What you are asked to do
Give the number of lines in the records below that include "label", and nothing more.
——————
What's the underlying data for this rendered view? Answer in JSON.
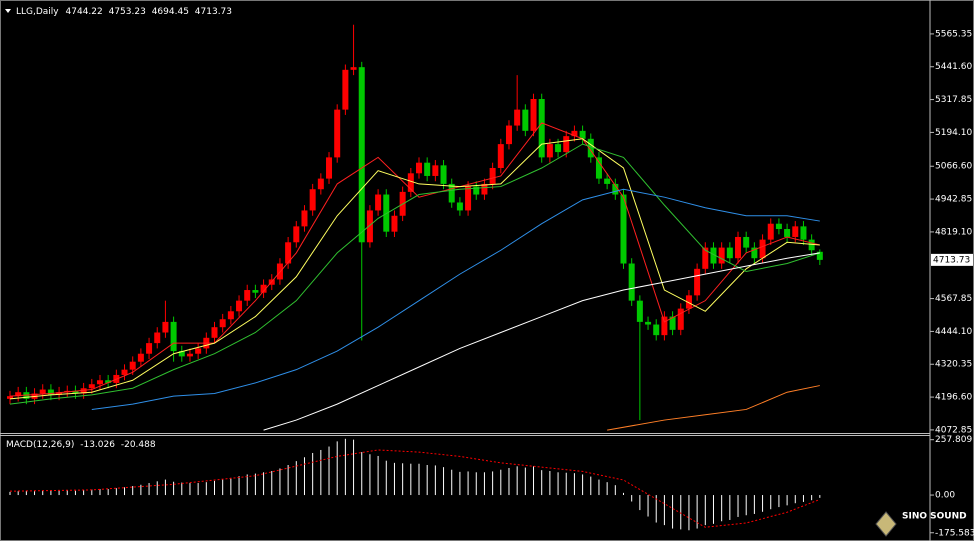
{
  "chart_data": [
    {
      "type": "candlestick",
      "symbol": "LLG,Daily",
      "open": [
        4190,
        4200,
        4215,
        4190,
        4210,
        4225,
        4205,
        4215,
        4220,
        4210,
        4230,
        4245,
        4260,
        4250,
        4280,
        4300,
        4330,
        4360,
        4400,
        4440,
        4480,
        4370,
        4350,
        4360,
        4380,
        4420,
        4460,
        4490,
        4520,
        4560,
        4600,
        4590,
        4620,
        4640,
        4700,
        4780,
        4840,
        4900,
        4980,
        5020,
        5100,
        5280,
        5430,
        5440,
        4780,
        4900,
        4960,
        4820,
        4880,
        4970,
        5040,
        5080,
        5030,
        5070,
        5000,
        4930,
        4900,
        4990,
        4960,
        5000,
        5060,
        5150,
        5220,
        5280,
        5200,
        5320,
        5100,
        5150,
        5120,
        5180,
        5200,
        5170,
        5100,
        5020,
        5000,
        4960,
        4700,
        4560,
        4480,
        4470,
        4430,
        4500,
        4450,
        4530,
        4580,
        4680,
        4760,
        4700,
        4760,
        4720,
        4800,
        4760,
        4720,
        4790,
        4850,
        4830,
        4800,
        4840,
        4790,
        4744.22
      ],
      "high": [
        4220,
        4235,
        4235,
        4230,
        4245,
        4245,
        4235,
        4240,
        4240,
        4250,
        4265,
        4280,
        4280,
        4300,
        4320,
        4350,
        4380,
        4420,
        4460,
        4560,
        4500,
        4390,
        4380,
        4400,
        4440,
        4480,
        4510,
        4540,
        4580,
        4620,
        4620,
        4640,
        4660,
        4720,
        4800,
        4860,
        4920,
        5000,
        5040,
        5120,
        5300,
        5450,
        5600,
        5460,
        4920,
        4980,
        4980,
        4900,
        4990,
        5060,
        5100,
        5100,
        5090,
        5090,
        5020,
        4950,
        5010,
        5010,
        5020,
        5080,
        5170,
        5240,
        5410,
        5300,
        5340,
        5340,
        5170,
        5170,
        5200,
        5220,
        5220,
        5190,
        5120,
        5040,
        5020,
        4980,
        4720,
        4580,
        4500,
        4490,
        4520,
        4520,
        4550,
        4600,
        4700,
        4780,
        4780,
        4780,
        4780,
        4820,
        4820,
        4780,
        4810,
        4870,
        4870,
        4850,
        4860,
        4860,
        4810,
        4753.23
      ],
      "low": [
        4170,
        4180,
        4170,
        4170,
        4190,
        4185,
        4185,
        4195,
        4190,
        4190,
        4210,
        4225,
        4230,
        4230,
        4260,
        4280,
        4310,
        4340,
        4380,
        4420,
        4330,
        4330,
        4330,
        4340,
        4360,
        4400,
        4440,
        4470,
        4500,
        4540,
        4570,
        4570,
        4600,
        4620,
        4680,
        4760,
        4820,
        4880,
        4960,
        5000,
        5080,
        5260,
        5410,
        4410,
        4760,
        4880,
        4800,
        4800,
        4860,
        4950,
        5020,
        5010,
        5010,
        4980,
        4910,
        4880,
        4880,
        4940,
        4940,
        4980,
        5040,
        5130,
        5200,
        5180,
        5180,
        5080,
        5080,
        5100,
        5100,
        5160,
        5150,
        5080,
        5000,
        4980,
        4940,
        4680,
        4540,
        4110,
        4450,
        4410,
        4410,
        4430,
        4430,
        4510,
        4560,
        4660,
        4680,
        4680,
        4700,
        4700,
        4740,
        4700,
        4700,
        4770,
        4810,
        4780,
        4780,
        4770,
        4730,
        4694.45
      ],
      "close": [
        4200,
        4215,
        4190,
        4210,
        4225,
        4205,
        4215,
        4220,
        4210,
        4230,
        4245,
        4260,
        4250,
        4280,
        4300,
        4330,
        4360,
        4400,
        4440,
        4480,
        4370,
        4350,
        4360,
        4380,
        4420,
        4460,
        4490,
        4520,
        4560,
        4600,
        4590,
        4620,
        4640,
        4700,
        4780,
        4840,
        4900,
        4980,
        5020,
        5100,
        5280,
        5430,
        5440,
        4780,
        4900,
        4960,
        4820,
        4880,
        4970,
        5040,
        5080,
        5030,
        5070,
        5000,
        4930,
        4900,
        4990,
        4960,
        5000,
        5060,
        5150,
        5220,
        5280,
        5200,
        5320,
        5100,
        5150,
        5120,
        5180,
        5200,
        5170,
        5100,
        5020,
        5000,
        4960,
        4700,
        4560,
        4480,
        4470,
        4430,
        4500,
        4450,
        4530,
        4580,
        4680,
        4760,
        4700,
        4760,
        4720,
        4800,
        4760,
        4720,
        4790,
        4850,
        4830,
        4800,
        4840,
        4790,
        4750,
        4713.73
      ],
      "up_color": "#ff0000",
      "down_color": "#00c800",
      "ylim": [
        4065,
        5663
      ],
      "yticks": [
        5565.35,
        {
          "value": 5441.6,
          "label": "5441.60"
        },
        5317.85,
        {
          "value": 5194.1,
          "label": "5194.10"
        },
        {
          "value": 5066.6,
          "label": "5066.60"
        },
        4942.85,
        {
          "value": 4819.1,
          "label": "4819.10"
        },
        4567.85,
        {
          "value": 4444.1,
          "label": "4444.10"
        },
        4320.35,
        {
          "value": 4196.6,
          "label": "4196.60"
        },
        4072.85
      ],
      "lines": [
        {
          "color": "#ff2020",
          "x": [
            0,
            5,
            10,
            15,
            20,
            25,
            30,
            35,
            40,
            45,
            50,
            55,
            60,
            65,
            70,
            75,
            80,
            85,
            90,
            95,
            99
          ],
          "values": [
            4200,
            4210,
            4225,
            4290,
            4400,
            4400,
            4560,
            4740,
            5000,
            5100,
            4950,
            4990,
            5030,
            5230,
            5170,
            4950,
            4480,
            4560,
            4740,
            4800,
            4770
          ]
        },
        {
          "color": "#ffff60",
          "x": [
            0,
            5,
            10,
            15,
            20,
            25,
            30,
            35,
            40,
            45,
            50,
            55,
            60,
            65,
            70,
            75,
            80,
            85,
            90,
            95,
            99
          ],
          "values": [
            4190,
            4205,
            4215,
            4260,
            4360,
            4400,
            4500,
            4650,
            4880,
            5050,
            5000,
            4990,
            5000,
            5150,
            5170,
            5060,
            4600,
            4520,
            4680,
            4780,
            4770
          ]
        },
        {
          "color": "#30c030",
          "x": [
            0,
            5,
            10,
            15,
            20,
            25,
            30,
            35,
            40,
            45,
            50,
            55,
            60,
            65,
            70,
            75,
            80,
            85,
            90,
            95,
            99
          ],
          "values": [
            4170,
            4190,
            4205,
            4230,
            4300,
            4360,
            4440,
            4560,
            4740,
            4870,
            4960,
            4980,
            4990,
            5060,
            5150,
            5100,
            4920,
            4750,
            4670,
            4700,
            4740
          ]
        },
        {
          "color": "#2f8fe8",
          "x": [
            10,
            15,
            20,
            25,
            30,
            35,
            40,
            45,
            50,
            55,
            60,
            65,
            70,
            75,
            80,
            85,
            90,
            95,
            99
          ],
          "values": [
            4150,
            4170,
            4200,
            4210,
            4250,
            4300,
            4370,
            4460,
            4560,
            4660,
            4750,
            4850,
            4940,
            4980,
            4950,
            4910,
            4880,
            4880,
            4860
          ]
        },
        {
          "color": "#ffffff",
          "x": [
            31,
            35,
            40,
            45,
            50,
            55,
            60,
            65,
            70,
            75,
            80,
            85,
            90,
            95,
            99
          ],
          "values": [
            4072,
            4110,
            4170,
            4240,
            4310,
            4380,
            4440,
            4500,
            4560,
            4600,
            4630,
            4660,
            4690,
            4720,
            4740
          ]
        },
        {
          "color": "#ff7f27",
          "x": [
            73,
            80,
            85,
            90,
            95,
            99
          ],
          "values": [
            4072,
            4110,
            4130,
            4150,
            4215,
            4240
          ]
        }
      ]
    },
    {
      "type": "macd",
      "title": "MACD(12,26,9)",
      "color": "#ffffff",
      "values": [
        15,
        18,
        20,
        18,
        20,
        22,
        20,
        22,
        20,
        24,
        26,
        28,
        28,
        32,
        36,
        42,
        48,
        56,
        64,
        72,
        62,
        58,
        56,
        56,
        60,
        66,
        72,
        80,
        88,
        96,
        100,
        106,
        112,
        124,
        140,
        158,
        176,
        196,
        210,
        226,
        250,
        262,
        258,
        200,
        190,
        182,
        160,
        150,
        148,
        146,
        146,
        140,
        138,
        130,
        118,
        108,
        110,
        106,
        106,
        110,
        118,
        126,
        134,
        128,
        134,
        116,
        112,
        106,
        104,
        102,
        96,
        86,
        72,
        60,
        46,
        10,
        -30,
        -70,
        -100,
        -128,
        -140,
        -156,
        -160,
        -164,
        -156,
        -140,
        -134,
        -122,
        -116,
        -102,
        -94,
        -88,
        -78,
        -66,
        -56,
        -48,
        -38,
        -32,
        -24,
        -13.026
      ],
      "signal": {
        "color": "#ff0000",
        "x": [
          0,
          10,
          20,
          30,
          40,
          45,
          50,
          55,
          60,
          65,
          70,
          75,
          80,
          85,
          90,
          95,
          99
        ],
        "values": [
          18,
          24,
          50,
          90,
          180,
          210,
          200,
          180,
          150,
          130,
          110,
          70,
          -40,
          -150,
          -130,
          -80,
          -20.488
        ]
      },
      "ylim": [
        -200,
        275
      ],
      "yticks": [
        257.809,
        {
          "value": 0,
          "label": "0.00"
        },
        -175.583
      ]
    }
  ],
  "logo": "SINO SOUND"
}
——————
Response below
7